## START Input records

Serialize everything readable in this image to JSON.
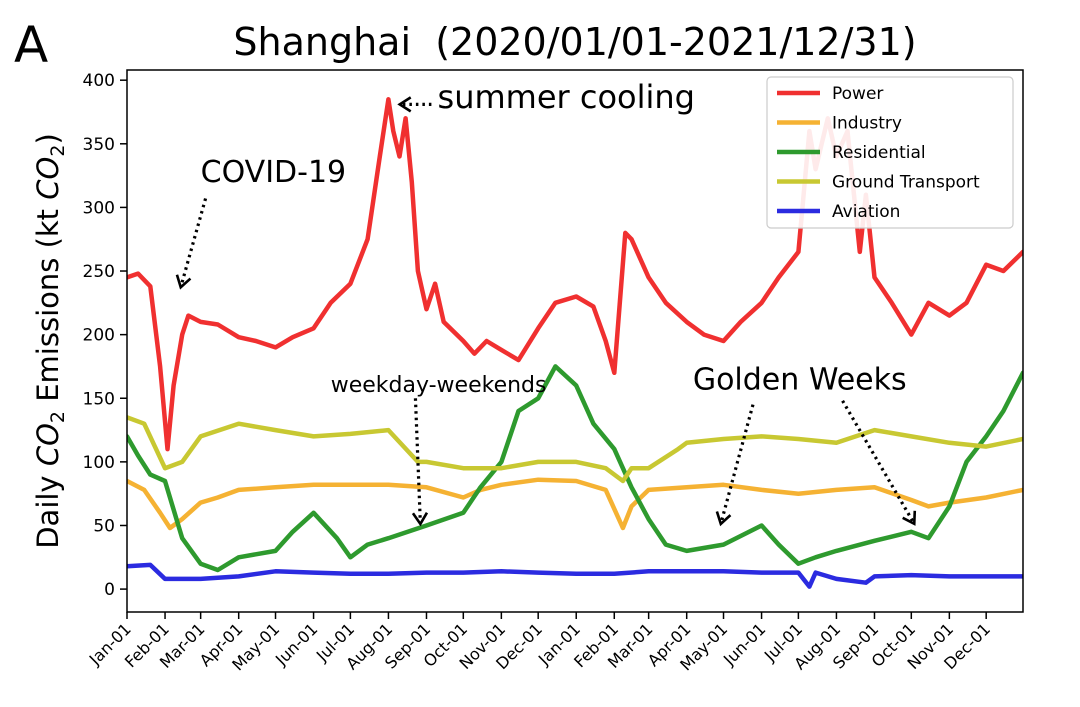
{
  "chart_data": {
    "type": "line",
    "panel_label": "A",
    "title": "Shanghai  (2020/01/01-2021/12/31)",
    "ylabel_parts": [
      "Daily ",
      "CO",
      "2",
      " Emissions (kt ",
      "CO",
      "2",
      ")"
    ],
    "x_range": [
      "2020-01-01",
      "2021-12-31"
    ],
    "ylim": [
      -18,
      408
    ],
    "yticks": [
      0,
      50,
      100,
      150,
      200,
      250,
      300,
      350,
      400
    ],
    "ytick_labels": [
      "0",
      "50",
      "100",
      "150",
      "200",
      "250",
      "300",
      "350",
      "400"
    ],
    "xtick_dates": [
      "2020-01-01",
      "2020-02-01",
      "2020-03-01",
      "2020-04-01",
      "2020-05-01",
      "2020-06-01",
      "2020-07-01",
      "2020-08-01",
      "2020-09-01",
      "2020-10-01",
      "2020-11-01",
      "2020-12-01",
      "2021-01-01",
      "2021-02-01",
      "2021-03-01",
      "2021-04-01",
      "2021-05-01",
      "2021-06-01",
      "2021-07-01",
      "2021-08-01",
      "2021-09-01",
      "2021-10-01",
      "2021-11-01",
      "2021-12-01"
    ],
    "xtick_labels": [
      "Jan-01",
      "Feb-01",
      "Mar-01",
      "Apr-01",
      "May-01",
      "Jun-01",
      "Jul-01",
      "Aug-01",
      "Sep-01",
      "Oct-01",
      "Nov-01",
      "Dec-01",
      "Jan-01",
      "Feb-01",
      "Mar-01",
      "Apr-01",
      "May-01",
      "Jun-01",
      "Jul-01",
      "Aug-01",
      "Sep-01",
      "Oct-01",
      "Nov-01",
      "Dec-01"
    ],
    "legend_position": "top-right",
    "grid": false,
    "series": [
      {
        "name": "Power",
        "color": "#f03030",
        "points": [
          [
            "2020-01-01",
            245
          ],
          [
            "2020-01-10",
            248
          ],
          [
            "2020-01-20",
            238
          ],
          [
            "2020-01-28",
            175
          ],
          [
            "2020-02-03",
            110
          ],
          [
            "2020-02-08",
            160
          ],
          [
            "2020-02-15",
            200
          ],
          [
            "2020-02-20",
            215
          ],
          [
            "2020-03-01",
            210
          ],
          [
            "2020-03-15",
            208
          ],
          [
            "2020-04-01",
            198
          ],
          [
            "2020-04-15",
            195
          ],
          [
            "2020-05-01",
            190
          ],
          [
            "2020-05-15",
            198
          ],
          [
            "2020-06-01",
            205
          ],
          [
            "2020-06-15",
            225
          ],
          [
            "2020-07-01",
            240
          ],
          [
            "2020-07-15",
            275
          ],
          [
            "2020-07-25",
            340
          ],
          [
            "2020-08-01",
            385
          ],
          [
            "2020-08-05",
            360
          ],
          [
            "2020-08-10",
            340
          ],
          [
            "2020-08-15",
            370
          ],
          [
            "2020-08-20",
            320
          ],
          [
            "2020-08-25",
            250
          ],
          [
            "2020-09-01",
            220
          ],
          [
            "2020-09-08",
            240
          ],
          [
            "2020-09-15",
            210
          ],
          [
            "2020-10-01",
            195
          ],
          [
            "2020-10-10",
            185
          ],
          [
            "2020-10-20",
            195
          ],
          [
            "2020-11-01",
            188
          ],
          [
            "2020-11-15",
            180
          ],
          [
            "2020-12-01",
            205
          ],
          [
            "2020-12-15",
            225
          ],
          [
            "2021-01-01",
            230
          ],
          [
            "2021-01-15",
            222
          ],
          [
            "2021-01-25",
            195
          ],
          [
            "2021-02-01",
            170
          ],
          [
            "2021-02-10",
            280
          ],
          [
            "2021-02-15",
            275
          ],
          [
            "2021-03-01",
            245
          ],
          [
            "2021-03-15",
            225
          ],
          [
            "2021-04-01",
            210
          ],
          [
            "2021-04-15",
            200
          ],
          [
            "2021-05-01",
            195
          ],
          [
            "2021-05-15",
            210
          ],
          [
            "2021-06-01",
            225
          ],
          [
            "2021-06-15",
            245
          ],
          [
            "2021-07-01",
            265
          ],
          [
            "2021-07-10",
            360
          ],
          [
            "2021-07-15",
            330
          ],
          [
            "2021-07-25",
            370
          ],
          [
            "2021-08-01",
            340
          ],
          [
            "2021-08-10",
            360
          ],
          [
            "2021-08-20",
            265
          ],
          [
            "2021-08-25",
            310
          ],
          [
            "2021-09-01",
            245
          ],
          [
            "2021-09-15",
            225
          ],
          [
            "2021-10-01",
            200
          ],
          [
            "2021-10-15",
            225
          ],
          [
            "2021-11-01",
            215
          ],
          [
            "2021-11-15",
            225
          ],
          [
            "2021-12-01",
            255
          ],
          [
            "2021-12-15",
            250
          ],
          [
            "2021-12-31",
            265
          ]
        ]
      },
      {
        "name": "Industry",
        "color": "#f5b233",
        "points": [
          [
            "2020-01-01",
            85
          ],
          [
            "2020-01-15",
            78
          ],
          [
            "2020-01-28",
            60
          ],
          [
            "2020-02-05",
            48
          ],
          [
            "2020-02-15",
            55
          ],
          [
            "2020-03-01",
            68
          ],
          [
            "2020-03-15",
            72
          ],
          [
            "2020-04-01",
            78
          ],
          [
            "2020-05-01",
            80
          ],
          [
            "2020-06-01",
            82
          ],
          [
            "2020-07-01",
            82
          ],
          [
            "2020-08-01",
            82
          ],
          [
            "2020-09-01",
            80
          ],
          [
            "2020-10-01",
            72
          ],
          [
            "2020-10-15",
            78
          ],
          [
            "2020-11-01",
            82
          ],
          [
            "2020-12-01",
            86
          ],
          [
            "2021-01-01",
            85
          ],
          [
            "2021-01-25",
            78
          ],
          [
            "2021-02-08",
            48
          ],
          [
            "2021-02-15",
            65
          ],
          [
            "2021-03-01",
            78
          ],
          [
            "2021-04-01",
            80
          ],
          [
            "2021-05-01",
            82
          ],
          [
            "2021-06-01",
            78
          ],
          [
            "2021-07-01",
            75
          ],
          [
            "2021-08-01",
            78
          ],
          [
            "2021-09-01",
            80
          ],
          [
            "2021-10-01",
            70
          ],
          [
            "2021-10-15",
            65
          ],
          [
            "2021-11-01",
            68
          ],
          [
            "2021-12-01",
            72
          ],
          [
            "2021-12-31",
            78
          ]
        ]
      },
      {
        "name": "Residential",
        "color": "#2e9a2e",
        "points": [
          [
            "2020-01-01",
            120
          ],
          [
            "2020-01-10",
            105
          ],
          [
            "2020-01-20",
            90
          ],
          [
            "2020-02-01",
            85
          ],
          [
            "2020-02-15",
            40
          ],
          [
            "2020-03-01",
            20
          ],
          [
            "2020-03-15",
            15
          ],
          [
            "2020-04-01",
            25
          ],
          [
            "2020-05-01",
            30
          ],
          [
            "2020-05-15",
            45
          ],
          [
            "2020-06-01",
            60
          ],
          [
            "2020-06-20",
            40
          ],
          [
            "2020-07-01",
            25
          ],
          [
            "2020-07-15",
            35
          ],
          [
            "2020-08-01",
            40
          ],
          [
            "2020-09-01",
            50
          ],
          [
            "2020-10-01",
            60
          ],
          [
            "2020-10-15",
            80
          ],
          [
            "2020-11-01",
            100
          ],
          [
            "2020-11-15",
            140
          ],
          [
            "2020-12-01",
            150
          ],
          [
            "2020-12-15",
            175
          ],
          [
            "2021-01-01",
            160
          ],
          [
            "2021-01-15",
            130
          ],
          [
            "2021-02-01",
            110
          ],
          [
            "2021-02-15",
            80
          ],
          [
            "2021-03-01",
            55
          ],
          [
            "2021-03-15",
            35
          ],
          [
            "2021-04-01",
            30
          ],
          [
            "2021-05-01",
            35
          ],
          [
            "2021-06-01",
            50
          ],
          [
            "2021-06-15",
            35
          ],
          [
            "2021-07-01",
            20
          ],
          [
            "2021-07-15",
            25
          ],
          [
            "2021-08-01",
            30
          ],
          [
            "2021-09-01",
            38
          ],
          [
            "2021-10-01",
            45
          ],
          [
            "2021-10-15",
            40
          ],
          [
            "2021-11-01",
            65
          ],
          [
            "2021-11-15",
            100
          ],
          [
            "2021-12-01",
            120
          ],
          [
            "2021-12-15",
            140
          ],
          [
            "2021-12-31",
            170
          ]
        ]
      },
      {
        "name": "Ground Transport",
        "color": "#c8c832",
        "points": [
          [
            "2020-01-01",
            135
          ],
          [
            "2020-01-15",
            130
          ],
          [
            "2020-02-01",
            95
          ],
          [
            "2020-02-15",
            100
          ],
          [
            "2020-03-01",
            120
          ],
          [
            "2020-04-01",
            130
          ],
          [
            "2020-05-01",
            125
          ],
          [
            "2020-06-01",
            120
          ],
          [
            "2020-07-01",
            122
          ],
          [
            "2020-08-01",
            125
          ],
          [
            "2020-08-25",
            100
          ],
          [
            "2020-09-01",
            100
          ],
          [
            "2020-10-01",
            95
          ],
          [
            "2020-11-01",
            95
          ],
          [
            "2020-12-01",
            100
          ],
          [
            "2021-01-01",
            100
          ],
          [
            "2021-01-25",
            95
          ],
          [
            "2021-02-08",
            85
          ],
          [
            "2021-02-15",
            95
          ],
          [
            "2021-03-01",
            95
          ],
          [
            "2021-03-25",
            110
          ],
          [
            "2021-04-01",
            115
          ],
          [
            "2021-05-01",
            118
          ],
          [
            "2021-06-01",
            120
          ],
          [
            "2021-07-01",
            118
          ],
          [
            "2021-08-01",
            115
          ],
          [
            "2021-09-01",
            125
          ],
          [
            "2021-10-01",
            120
          ],
          [
            "2021-11-01",
            115
          ],
          [
            "2021-12-01",
            112
          ],
          [
            "2021-12-31",
            118
          ]
        ]
      },
      {
        "name": "Aviation",
        "color": "#2b2be0",
        "points": [
          [
            "2020-01-01",
            18
          ],
          [
            "2020-01-20",
            19
          ],
          [
            "2020-02-01",
            8
          ],
          [
            "2020-03-01",
            8
          ],
          [
            "2020-04-01",
            10
          ],
          [
            "2020-05-01",
            14
          ],
          [
            "2020-06-01",
            13
          ],
          [
            "2020-07-01",
            12
          ],
          [
            "2020-08-01",
            12
          ],
          [
            "2020-09-01",
            13
          ],
          [
            "2020-10-01",
            13
          ],
          [
            "2020-11-01",
            14
          ],
          [
            "2020-12-01",
            13
          ],
          [
            "2021-01-01",
            12
          ],
          [
            "2021-02-01",
            12
          ],
          [
            "2021-03-01",
            14
          ],
          [
            "2021-04-01",
            14
          ],
          [
            "2021-05-01",
            14
          ],
          [
            "2021-06-01",
            13
          ],
          [
            "2021-07-01",
            13
          ],
          [
            "2021-07-10",
            2
          ],
          [
            "2021-07-15",
            13
          ],
          [
            "2021-08-01",
            8
          ],
          [
            "2021-08-25",
            5
          ],
          [
            "2021-09-01",
            10
          ],
          [
            "2021-10-01",
            11
          ],
          [
            "2021-11-01",
            10
          ],
          [
            "2021-12-01",
            10
          ],
          [
            "2021-12-31",
            10
          ]
        ]
      }
    ],
    "annotations": [
      {
        "text": "summer cooling",
        "text_at": [
          "2020-09-10",
          378
        ],
        "arrow_from": [
          "2020-09-05",
          381
        ],
        "arrow_to": [
          "2020-08-11",
          381
        ]
      },
      {
        "text": "COVID-19",
        "text_at": [
          "2020-03-01",
          320
        ],
        "arrow_from": [
          "2020-03-05",
          307
        ],
        "arrow_to": [
          "2020-02-14",
          238
        ]
      },
      {
        "text": "weekday-weekends",
        "text_at": [
          "2020-06-15",
          155
        ],
        "arrow_from": [
          "2020-08-23",
          150
        ],
        "arrow_to": [
          "2020-08-27",
          52
        ]
      },
      {
        "text": "Golden Weeks",
        "text_at": [
          "2021-04-06",
          157
        ],
        "arrow_from": [
          "2021-05-25",
          145
        ],
        "arrow_to": [
          "2021-04-29",
          52
        ]
      },
      {
        "text": "",
        "text_at": [
          "2021-07-15",
          155
        ],
        "arrow_from": [
          "2021-08-06",
          148
        ],
        "arrow_to": [
          "2021-10-03",
          52
        ]
      }
    ]
  }
}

## END Input records

◆ What is needed
Your answer should be a single number: how many lines of the material contain the word "name".

◆ Solution for this problem
5